## What needs to be done
Could you show each line of the records that contains the word "Daily"?

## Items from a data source
■ ■ ■ ■
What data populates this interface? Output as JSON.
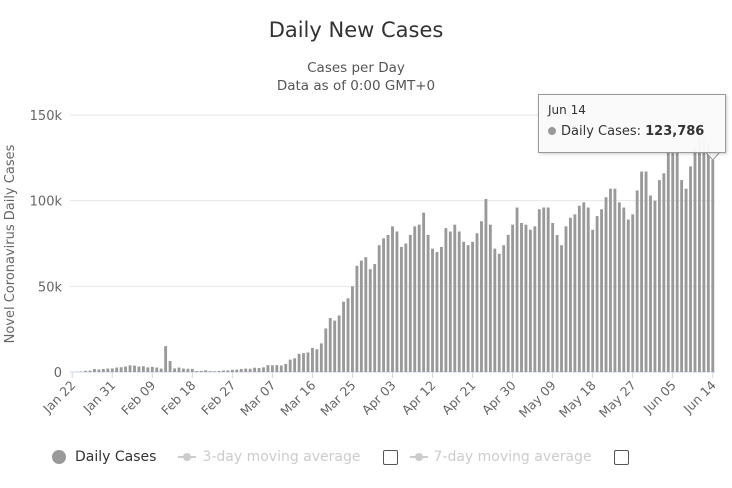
{
  "chart_data": {
    "type": "bar",
    "title": "Daily New Cases",
    "subtitle": [
      "Cases per Day",
      "Data as of 0:00 GMT+0"
    ],
    "ylabel": "Novel Coronavirus Daily Cases",
    "xlabel": "",
    "ylim": [
      0,
      150000
    ],
    "yticks": [
      0,
      50000,
      100000,
      150000
    ],
    "ytick_labels": [
      "0",
      "50k",
      "100k",
      "150k"
    ],
    "xtick_labels": [
      "Jan 22",
      "Jan 31",
      "Feb 09",
      "Feb 18",
      "Feb 27",
      "Mar 07",
      "Mar 16",
      "Mar 25",
      "Apr 03",
      "Apr 12",
      "Apr 21",
      "Apr 30",
      "May 09",
      "May 18",
      "May 27",
      "Jun 05",
      "Jun 14"
    ],
    "xtick_every": 9,
    "grid": true,
    "bar_color": "#999999",
    "series": [
      {
        "name": "Daily Cases",
        "values": [
          0,
          100,
          280,
          680,
          800,
          1750,
          1470,
          1750,
          2000,
          2100,
          2600,
          2800,
          3200,
          3900,
          3700,
          3200,
          3400,
          2700,
          3000,
          2600,
          2000,
          15100,
          6400,
          2100,
          2600,
          2000,
          1900,
          1800,
          550,
          640,
          1000,
          500,
          400,
          600,
          850,
          950,
          1300,
          1400,
          1800,
          2000,
          1900,
          2500,
          2300,
          2700,
          4000,
          3900,
          4000,
          3800,
          4700,
          7200,
          8000,
          10600,
          11000,
          11400,
          14000,
          13300,
          16700,
          25400,
          31500,
          30000,
          33000,
          41000,
          43000,
          50000,
          62000,
          65000,
          67000,
          60000,
          63000,
          74000,
          78000,
          80000,
          85000,
          82000,
          73000,
          75000,
          80000,
          85000,
          86000,
          93000,
          80000,
          72000,
          70000,
          73000,
          84000,
          82000,
          86000,
          82000,
          76000,
          74000,
          76000,
          81000,
          88000,
          101000,
          86000,
          72000,
          69000,
          74000,
          80000,
          86000,
          96000,
          87000,
          86000,
          83000,
          85000,
          95000,
          96000,
          96000,
          87000,
          80000,
          74000,
          85000,
          90000,
          92000,
          97000,
          99000,
          96000,
          83000,
          91000,
          95000,
          102000,
          107000,
          107000,
          99000,
          96000,
          89000,
          92000,
          106000,
          117000,
          117000,
          103000,
          100000,
          112000,
          116000,
          128000,
          128000,
          128000,
          112000,
          107000,
          120000,
          132000,
          137000,
          137000,
          133000,
          123786
        ]
      }
    ],
    "legend": [
      {
        "label": "Daily Cases",
        "color": "#999999",
        "enabled": true
      },
      {
        "label": "3-day moving average",
        "color": "#cccccc",
        "enabled": false
      },
      {
        "label": "7-day moving average",
        "color": "#cccccc",
        "enabled": false
      }
    ],
    "legend_position": "bottom-left",
    "tooltip": {
      "date": "Jun 14",
      "label": "Daily Cases:",
      "value": "123,786"
    }
  }
}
■ ■ ■ ■
## Task output
    "title": "Daily New Cases",
    "ylabel": "Novel Coronavirus Daily Cases",
        "name": "Daily Cases",
        "label": "Daily Cases",
      "label": "Daily Cases:",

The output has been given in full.